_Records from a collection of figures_
++++++
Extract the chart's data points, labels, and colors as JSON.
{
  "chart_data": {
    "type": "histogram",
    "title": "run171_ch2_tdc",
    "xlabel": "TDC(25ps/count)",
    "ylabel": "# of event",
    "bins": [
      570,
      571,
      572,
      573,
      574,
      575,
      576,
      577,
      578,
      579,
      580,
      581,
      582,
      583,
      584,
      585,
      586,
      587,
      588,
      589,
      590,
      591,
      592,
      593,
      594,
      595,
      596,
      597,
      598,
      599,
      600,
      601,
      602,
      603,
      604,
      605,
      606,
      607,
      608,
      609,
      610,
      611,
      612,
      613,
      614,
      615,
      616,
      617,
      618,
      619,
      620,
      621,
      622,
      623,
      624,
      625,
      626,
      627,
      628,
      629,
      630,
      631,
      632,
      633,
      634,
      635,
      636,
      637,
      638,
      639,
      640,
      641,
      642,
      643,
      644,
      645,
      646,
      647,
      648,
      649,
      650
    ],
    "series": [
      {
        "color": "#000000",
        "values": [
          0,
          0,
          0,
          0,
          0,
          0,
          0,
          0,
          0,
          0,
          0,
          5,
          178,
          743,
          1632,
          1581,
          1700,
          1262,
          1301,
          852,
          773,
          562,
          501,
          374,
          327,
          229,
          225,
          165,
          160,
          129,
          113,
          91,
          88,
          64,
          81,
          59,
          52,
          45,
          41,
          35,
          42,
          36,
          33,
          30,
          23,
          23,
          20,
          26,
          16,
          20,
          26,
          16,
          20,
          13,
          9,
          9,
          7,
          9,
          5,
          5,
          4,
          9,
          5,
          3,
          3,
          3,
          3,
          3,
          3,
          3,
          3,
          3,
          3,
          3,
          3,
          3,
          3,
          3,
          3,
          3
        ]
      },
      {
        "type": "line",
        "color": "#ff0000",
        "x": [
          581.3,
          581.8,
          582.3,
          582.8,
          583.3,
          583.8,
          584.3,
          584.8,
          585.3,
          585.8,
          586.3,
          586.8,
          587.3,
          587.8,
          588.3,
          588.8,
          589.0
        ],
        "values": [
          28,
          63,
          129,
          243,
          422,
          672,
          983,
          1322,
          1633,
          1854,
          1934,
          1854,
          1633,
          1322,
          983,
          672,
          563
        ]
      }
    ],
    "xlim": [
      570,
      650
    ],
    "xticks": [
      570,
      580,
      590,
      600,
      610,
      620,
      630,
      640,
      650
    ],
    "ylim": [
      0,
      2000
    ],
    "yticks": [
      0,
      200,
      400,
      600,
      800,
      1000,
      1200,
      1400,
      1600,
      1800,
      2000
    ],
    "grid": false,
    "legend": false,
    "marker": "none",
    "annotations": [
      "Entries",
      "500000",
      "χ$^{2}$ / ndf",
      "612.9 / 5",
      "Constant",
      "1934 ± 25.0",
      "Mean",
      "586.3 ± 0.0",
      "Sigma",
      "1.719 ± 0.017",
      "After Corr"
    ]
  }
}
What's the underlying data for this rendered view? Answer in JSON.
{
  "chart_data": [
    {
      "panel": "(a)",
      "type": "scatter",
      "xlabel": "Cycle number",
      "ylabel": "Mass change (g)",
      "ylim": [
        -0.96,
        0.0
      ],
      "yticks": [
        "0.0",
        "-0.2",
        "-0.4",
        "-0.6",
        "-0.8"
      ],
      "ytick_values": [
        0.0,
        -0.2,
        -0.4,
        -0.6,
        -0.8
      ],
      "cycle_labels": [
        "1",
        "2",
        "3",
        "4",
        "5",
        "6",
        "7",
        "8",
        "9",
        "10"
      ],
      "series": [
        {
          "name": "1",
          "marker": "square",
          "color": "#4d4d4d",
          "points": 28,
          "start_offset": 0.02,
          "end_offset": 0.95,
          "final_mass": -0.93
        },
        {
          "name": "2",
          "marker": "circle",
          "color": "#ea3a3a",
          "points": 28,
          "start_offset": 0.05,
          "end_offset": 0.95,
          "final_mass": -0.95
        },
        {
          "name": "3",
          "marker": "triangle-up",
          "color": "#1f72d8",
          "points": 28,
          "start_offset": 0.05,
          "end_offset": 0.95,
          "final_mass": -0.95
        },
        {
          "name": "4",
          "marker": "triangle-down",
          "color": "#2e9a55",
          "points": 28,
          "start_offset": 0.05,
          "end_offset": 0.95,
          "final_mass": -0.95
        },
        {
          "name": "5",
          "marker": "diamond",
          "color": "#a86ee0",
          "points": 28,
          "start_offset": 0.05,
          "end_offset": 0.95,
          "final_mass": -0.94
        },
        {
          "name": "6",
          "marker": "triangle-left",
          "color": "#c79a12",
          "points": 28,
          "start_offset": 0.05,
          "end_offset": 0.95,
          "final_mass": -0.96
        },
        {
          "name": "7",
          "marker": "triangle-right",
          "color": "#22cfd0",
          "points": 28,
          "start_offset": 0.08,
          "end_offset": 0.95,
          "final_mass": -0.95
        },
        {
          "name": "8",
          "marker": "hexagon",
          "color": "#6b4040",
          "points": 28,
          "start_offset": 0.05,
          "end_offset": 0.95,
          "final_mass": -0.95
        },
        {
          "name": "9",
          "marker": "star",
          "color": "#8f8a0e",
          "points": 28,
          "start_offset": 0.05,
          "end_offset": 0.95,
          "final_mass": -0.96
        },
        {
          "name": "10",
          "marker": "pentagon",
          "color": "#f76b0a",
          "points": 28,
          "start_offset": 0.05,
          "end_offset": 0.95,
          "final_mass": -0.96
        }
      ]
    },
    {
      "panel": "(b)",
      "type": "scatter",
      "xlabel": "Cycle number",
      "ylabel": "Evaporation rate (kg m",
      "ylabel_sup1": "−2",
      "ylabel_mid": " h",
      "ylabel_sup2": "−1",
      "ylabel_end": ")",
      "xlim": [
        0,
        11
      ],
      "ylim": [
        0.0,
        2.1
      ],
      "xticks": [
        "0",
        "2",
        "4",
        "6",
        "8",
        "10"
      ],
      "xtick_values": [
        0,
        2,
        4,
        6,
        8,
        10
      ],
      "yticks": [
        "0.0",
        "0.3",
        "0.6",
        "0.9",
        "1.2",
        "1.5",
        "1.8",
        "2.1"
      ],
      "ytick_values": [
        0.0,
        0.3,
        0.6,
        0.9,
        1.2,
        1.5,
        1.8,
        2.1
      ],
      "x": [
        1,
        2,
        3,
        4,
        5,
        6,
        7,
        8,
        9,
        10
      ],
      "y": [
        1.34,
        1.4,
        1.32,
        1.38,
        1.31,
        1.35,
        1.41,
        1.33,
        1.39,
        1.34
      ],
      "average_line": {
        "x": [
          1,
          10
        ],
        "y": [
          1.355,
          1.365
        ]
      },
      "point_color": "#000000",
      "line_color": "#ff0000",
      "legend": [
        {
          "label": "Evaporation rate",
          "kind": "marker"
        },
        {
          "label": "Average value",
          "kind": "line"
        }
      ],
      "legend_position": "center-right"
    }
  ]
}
++++++
_WHAT TO DO_
Set down every line of the listing above again, exactly as given.

_RESULT OF THE TASK_
Extract the chart's data points, labels, and colors as JSON.
{
  "chart_data": {
    "type": "histogram",
    "title": "run171_ch2_tdc",
    "xlabel": "TDC(25ps/count)",
    "ylabel": "# of event",
    "bins": [
      570,
      571,
      572,
      573,
      574,
      575,
      576,
      577,
      578,
      579,
      580,
      581,
      582,
      583,
      584,
      585,
      586,
      587,
      588,
      589,
      590,
      591,
      592,
      593,
      594,
      595,
      596,
      597,
      598,
      599,
      600,
      601,
      602,
      603,
      604,
      605,
      606,
      607,
      608,
      609,
      610,
      611,
      612,
      613,
      614,
      615,
      616,
      617,
      618,
      619,
      620,
      621,
      622,
      623,
      624,
      625,
      626,
      627,
      628,
      629,
      630,
      631,
      632,
      633,
      634,
      635,
      636,
      637,
      638,
      639,
      640,
      641,
      642,
      643,
      644,
      645,
      646,
      647,
      648,
      649,
      650
    ],
    "series": [
      {
        "color": "#000000",
        "values": [
          0,
          0,
          0,
          0,
          0,
          0,
          0,
          0,
          0,
          0,
          0,
          5,
          178,
          743,
          1632,
          1581,
          1700,
          1262,
          1301,
          852,
          773,
          562,
          501,
          374,
          327,
          229,
          225,
          165,
          160,
          129,
          113,
          91,
          88,
          64,
          81,
          59,
          52,
          45,
          41,
          35,
          42,
          36,
          33,
          30,
          23,
          23,
          20,
          26,
          16,
          20,
          26,
          16,
          20,
          13,
          9,
          9,
          7,
          9,
          5,
          5,
          4,
          9,
          5,
          3,
          3,
          3,
          3,
          3,
          3,
          3,
          3,
          3,
          3,
          3,
          3,
          3,
          3,
          3,
          3,
          3
        ]
      },
      {
        "type": "line",
        "color": "#ff0000",
        "x": [
          581.3,
          581.8,
          582.3,
          582.8,
          583.3,
          583.8,
          584.3,
          584.8,
          585.3,
          585.8,
          586.3,
          586.8,
          587.3,
          587.8,
          588.3,
          588.8,
          589.0
        ],
        "values": [
          28,
          63,
          129,
          243,
          422,
          672,
          983,
          1322,
          1633,
          1854,
          1934,
          1854,
          1633,
          1322,
          983,
          672,
          563
        ]
      }
    ],
    "xlim": [
      570,
      650
    ],
    "xticks": [
      570,
      580,
      590,
      600,
      610,
      620,
      630,
      640,
      650
    ],
    "ylim": [
      0,
      2000
    ],
    "yticks": [
      0,
      200,
      400,
      600,
      800,
      1000,
      1200,
      1400,
      1600,
      1800,
      2000
    ],
    "grid": false,
    "legend": false,
    "marker": "none",
    "annotations": [
      "Entries",
      "500000",
      "χ$^{2}$ / ndf",
      "612.9 / 5",
      "Constant",
      "1934 ± 25.0",
      "Mean",
      "586.3 ± 0.0",
      "Sigma",
      "1.719 ± 0.017",
      "After Corr"
    ]
  }
}
What's the underlying data for this rendered view? Answer in JSON.
{
  "chart_data": [
    {
      "panel": "(a)",
      "type": "scatter",
      "xlabel": "Cycle number",
      "ylabel": "Mass change (g)",
      "ylim": [
        -0.96,
        0.0
      ],
      "yticks": [
        "0.0",
        "-0.2",
        "-0.4",
        "-0.6",
        "-0.8"
      ],
      "ytick_values": [
        0.0,
        -0.2,
        -0.4,
        -0.6,
        -0.8
      ],
      "cycle_labels": [
        "1",
        "2",
        "3",
        "4",
        "5",
        "6",
        "7",
        "8",
        "9",
        "10"
      ],
      "series": [
        {
          "name": "1",
          "marker": "square",
          "color": "#4d4d4d",
          "points": 28,
          "start_offset": 0.02,
          "end_offset": 0.95,
          "final_mass": -0.93
        },
        {
          "name": "2",
          "marker": "circle",
          "color": "#ea3a3a",
          "points": 28,
          "start_offset": 0.05,
          "end_offset": 0.95,
          "final_mass": -0.95
        },
        {
          "name": "3",
          "marker": "triangle-up",
          "color": "#1f72d8",
          "points": 28,
          "start_offset": 0.05,
          "end_offset": 0.95,
          "final_mass": -0.95
        },
        {
          "name": "4",
          "marker": "triangle-down",
          "color": "#2e9a55",
          "points": 28,
          "start_offset": 0.05,
          "end_offset": 0.95,
          "final_mass": -0.95
        },
        {
          "name": "5",
          "marker": "diamond",
          "color": "#a86ee0",
          "points": 28,
          "start_offset": 0.05,
          "end_offset": 0.95,
          "final_mass": -0.94
        },
        {
          "name": "6",
          "marker": "triangle-left",
          "color": "#c79a12",
          "points": 28,
          "start_offset": 0.05,
          "end_offset": 0.95,
          "final_mass": -0.96
        },
        {
          "name": "7",
          "marker": "triangle-right",
          "color": "#22cfd0",
          "points": 28,
          "start_offset": 0.08,
          "end_offset": 0.95,
          "final_mass": -0.95
        },
        {
          "name": "8",
          "marker": "hexagon",
          "color": "#6b4040",
          "points": 28,
          "start_offset": 0.05,
          "end_offset": 0.95,
          "final_mass": -0.95
        },
        {
          "name": "9",
          "marker": "star",
          "color": "#8f8a0e",
          "points": 28,
          "start_offset": 0.05,
          "end_offset": 0.95,
          "final_mass": -0.96
        },
        {
          "name": "10",
          "marker": "pentagon",
          "color": "#f76b0a",
          "points": 28,
          "start_offset": 0.05,
          "end_offset": 0.95,
          "final_mass": -0.96
        }
      ]
    },
    {
      "panel": "(b)",
      "type": "scatter",
      "xlabel": "Cycle number",
      "ylabel": "Evaporation rate (kg m",
      "ylabel_sup1": "−2",
      "ylabel_mid": " h",
      "ylabel_sup2": "−1",
      "ylabel_end": ")",
      "xlim": [
        0,
        11
      ],
      "ylim": [
        0.0,
        2.1
      ],
      "xticks": [
        "0",
        "2",
        "4",
        "6",
        "8",
        "10"
      ],
      "xtick_values": [
        0,
        2,
        4,
        6,
        8,
        10
      ],
      "yticks": [
        "0.0",
        "0.3",
        "0.6",
        "0.9",
        "1.2",
        "1.5",
        "1.8",
        "2.1"
      ],
      "ytick_values": [
        0.0,
        0.3,
        0.6,
        0.9,
        1.2,
        1.5,
        1.8,
        2.1
      ],
      "x": [
        1,
        2,
        3,
        4,
        5,
        6,
        7,
        8,
        9,
        10
      ],
      "y": [
        1.34,
        1.4,
        1.32,
        1.38,
        1.31,
        1.35,
        1.41,
        1.33,
        1.39,
        1.34
      ],
      "average_line": {
        "x": [
          1,
          10
        ],
        "y": [
          1.355,
          1.365
        ]
      },
      "point_color": "#000000",
      "line_color": "#ff0000",
      "legend": [
        {
          "label": "Evaporation rate",
          "kind": "marker"
        },
        {
          "label": "Average value",
          "kind": "line"
        }
      ],
      "legend_position": "center-right"
    }
  ]
}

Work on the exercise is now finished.